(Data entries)
╭──

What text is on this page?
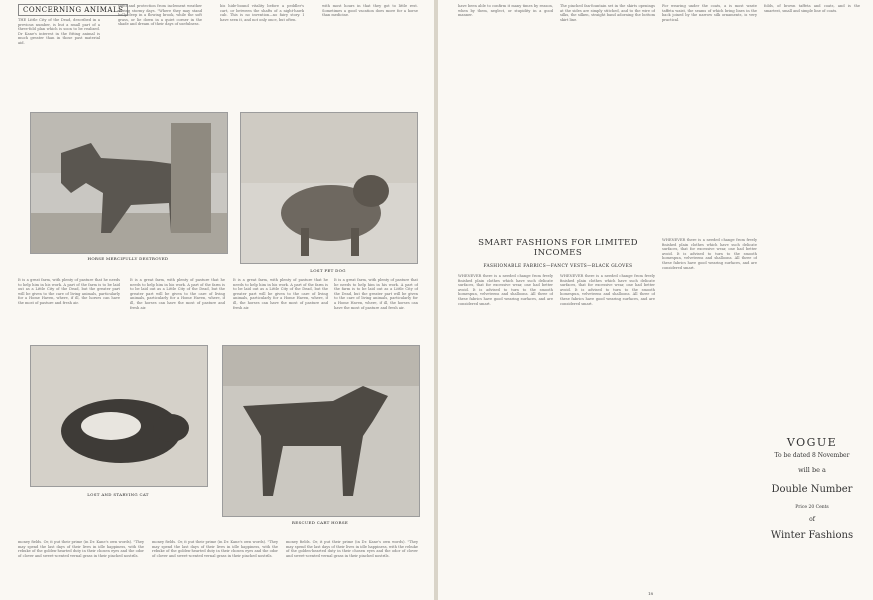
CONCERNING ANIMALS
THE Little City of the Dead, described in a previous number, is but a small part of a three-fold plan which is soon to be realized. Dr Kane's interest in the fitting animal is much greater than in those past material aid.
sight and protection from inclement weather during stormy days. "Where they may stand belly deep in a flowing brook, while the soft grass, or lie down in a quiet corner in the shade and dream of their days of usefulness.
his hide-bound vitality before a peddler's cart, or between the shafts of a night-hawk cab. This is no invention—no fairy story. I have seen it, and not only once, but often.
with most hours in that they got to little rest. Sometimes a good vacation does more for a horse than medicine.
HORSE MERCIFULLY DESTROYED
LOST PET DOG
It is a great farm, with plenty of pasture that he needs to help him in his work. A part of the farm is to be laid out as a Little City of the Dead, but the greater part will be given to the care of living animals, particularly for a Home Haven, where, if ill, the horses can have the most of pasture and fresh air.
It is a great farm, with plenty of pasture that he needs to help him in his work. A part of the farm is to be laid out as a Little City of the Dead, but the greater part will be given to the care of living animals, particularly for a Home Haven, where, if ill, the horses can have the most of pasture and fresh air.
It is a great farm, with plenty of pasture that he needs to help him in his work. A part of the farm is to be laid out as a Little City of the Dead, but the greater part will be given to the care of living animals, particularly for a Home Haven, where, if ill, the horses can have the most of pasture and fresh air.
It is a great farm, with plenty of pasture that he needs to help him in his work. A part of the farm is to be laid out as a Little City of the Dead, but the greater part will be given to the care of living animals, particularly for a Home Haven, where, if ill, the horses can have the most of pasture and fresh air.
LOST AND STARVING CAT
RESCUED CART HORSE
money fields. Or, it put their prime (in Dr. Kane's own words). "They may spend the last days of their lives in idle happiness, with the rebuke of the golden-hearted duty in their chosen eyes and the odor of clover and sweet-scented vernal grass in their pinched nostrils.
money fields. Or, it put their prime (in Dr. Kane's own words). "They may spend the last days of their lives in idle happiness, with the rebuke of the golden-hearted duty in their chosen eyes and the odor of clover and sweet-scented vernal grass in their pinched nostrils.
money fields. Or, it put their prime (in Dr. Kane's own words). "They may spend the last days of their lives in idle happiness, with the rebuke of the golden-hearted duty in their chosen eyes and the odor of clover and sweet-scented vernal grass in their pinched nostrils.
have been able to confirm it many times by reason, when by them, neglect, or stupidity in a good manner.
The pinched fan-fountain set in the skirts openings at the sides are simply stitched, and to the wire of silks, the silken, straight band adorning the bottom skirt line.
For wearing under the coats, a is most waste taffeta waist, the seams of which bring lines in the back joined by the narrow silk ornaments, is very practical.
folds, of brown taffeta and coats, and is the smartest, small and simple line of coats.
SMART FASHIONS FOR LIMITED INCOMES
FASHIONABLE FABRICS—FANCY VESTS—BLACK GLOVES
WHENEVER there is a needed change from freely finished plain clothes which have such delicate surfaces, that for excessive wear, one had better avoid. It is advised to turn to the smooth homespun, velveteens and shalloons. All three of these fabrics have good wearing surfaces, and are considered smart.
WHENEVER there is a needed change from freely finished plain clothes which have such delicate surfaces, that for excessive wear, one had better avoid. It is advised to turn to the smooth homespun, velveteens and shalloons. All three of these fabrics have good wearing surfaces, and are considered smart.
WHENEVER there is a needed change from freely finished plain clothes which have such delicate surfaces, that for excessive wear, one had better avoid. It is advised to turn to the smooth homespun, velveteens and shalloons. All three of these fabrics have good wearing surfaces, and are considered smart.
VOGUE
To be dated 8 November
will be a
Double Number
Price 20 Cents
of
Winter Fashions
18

╰──
╭──

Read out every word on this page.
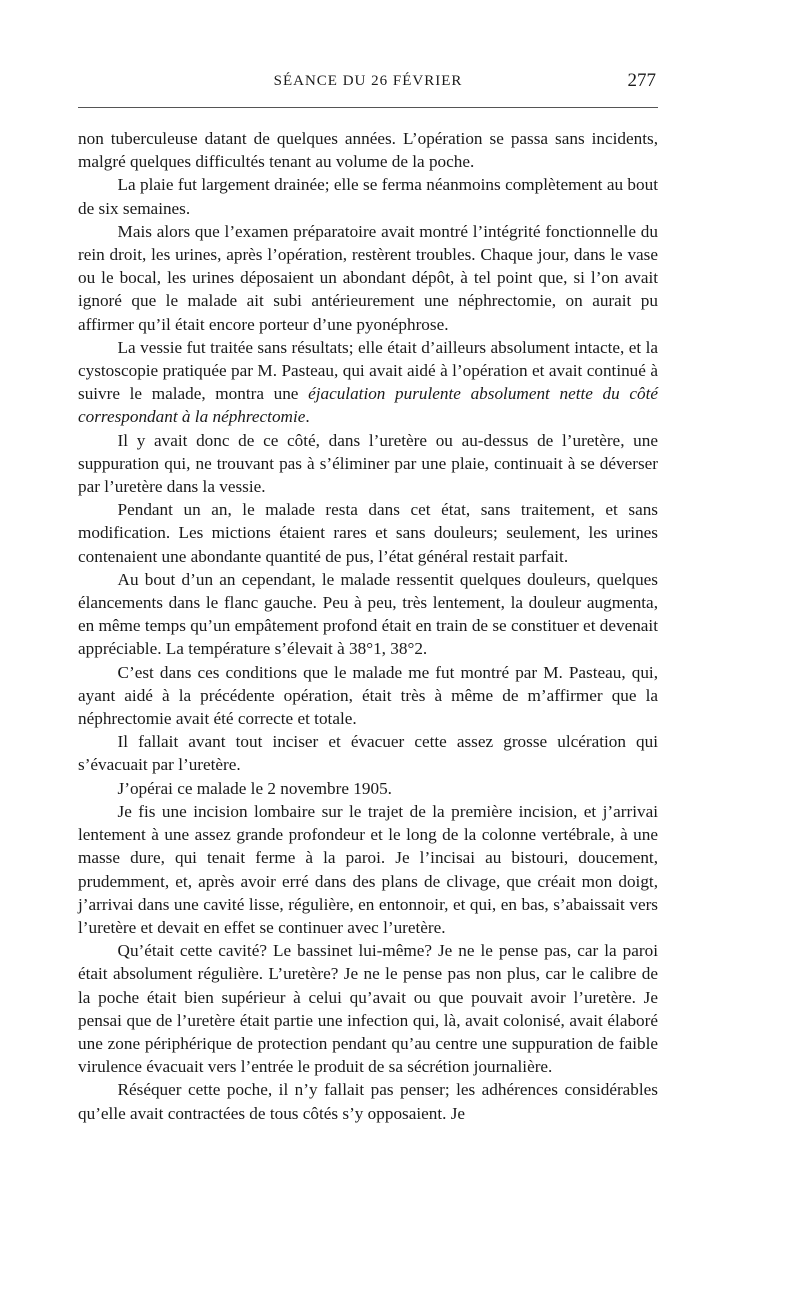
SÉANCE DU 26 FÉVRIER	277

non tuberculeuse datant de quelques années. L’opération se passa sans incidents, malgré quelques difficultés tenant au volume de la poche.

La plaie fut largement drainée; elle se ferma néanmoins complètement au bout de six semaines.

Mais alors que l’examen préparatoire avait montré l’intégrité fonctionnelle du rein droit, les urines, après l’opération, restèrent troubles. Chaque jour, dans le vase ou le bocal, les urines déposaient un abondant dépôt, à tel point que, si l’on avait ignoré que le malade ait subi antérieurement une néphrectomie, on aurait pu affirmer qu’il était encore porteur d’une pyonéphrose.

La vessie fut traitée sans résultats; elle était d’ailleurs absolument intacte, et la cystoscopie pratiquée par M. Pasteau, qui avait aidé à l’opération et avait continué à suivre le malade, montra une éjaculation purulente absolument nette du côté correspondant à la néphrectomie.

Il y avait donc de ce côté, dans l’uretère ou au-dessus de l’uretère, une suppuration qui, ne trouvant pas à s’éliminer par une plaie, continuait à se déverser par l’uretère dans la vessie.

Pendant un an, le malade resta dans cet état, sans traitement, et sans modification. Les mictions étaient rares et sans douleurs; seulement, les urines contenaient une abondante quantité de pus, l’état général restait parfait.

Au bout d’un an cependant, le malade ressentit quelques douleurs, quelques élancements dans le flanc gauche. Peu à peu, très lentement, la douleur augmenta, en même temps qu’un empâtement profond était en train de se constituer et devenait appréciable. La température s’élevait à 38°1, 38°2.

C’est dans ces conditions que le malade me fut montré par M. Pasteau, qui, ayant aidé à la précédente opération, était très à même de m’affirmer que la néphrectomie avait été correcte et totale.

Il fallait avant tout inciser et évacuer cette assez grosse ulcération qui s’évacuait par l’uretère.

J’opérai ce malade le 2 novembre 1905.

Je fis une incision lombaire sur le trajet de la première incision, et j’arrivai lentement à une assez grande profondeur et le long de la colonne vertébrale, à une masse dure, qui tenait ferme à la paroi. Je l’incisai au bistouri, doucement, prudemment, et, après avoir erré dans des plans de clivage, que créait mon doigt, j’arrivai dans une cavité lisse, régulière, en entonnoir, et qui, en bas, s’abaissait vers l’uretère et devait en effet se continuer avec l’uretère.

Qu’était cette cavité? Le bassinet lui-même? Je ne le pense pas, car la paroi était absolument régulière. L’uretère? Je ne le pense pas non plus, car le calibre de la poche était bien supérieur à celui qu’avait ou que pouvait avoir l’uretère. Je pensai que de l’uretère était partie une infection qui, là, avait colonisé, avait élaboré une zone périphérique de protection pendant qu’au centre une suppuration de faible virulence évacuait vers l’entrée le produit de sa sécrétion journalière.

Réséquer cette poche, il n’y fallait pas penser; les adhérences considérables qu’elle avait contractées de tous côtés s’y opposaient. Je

╰──

List every line above that contains the word "bout".

La plaie fut largement drainée; elle se ferma néanmoins complètement au bout de six semaines.
Au bout d’un an cependant, le malade ressentit quelques douleurs, quelques élancements dans le flanc gauche. Peu à peu, très lentement, la douleur augmenta, en même temps qu’un empâtement profond était en train de se constituer et devenait appréciable. La température s’élevait à 38°1, 38°2.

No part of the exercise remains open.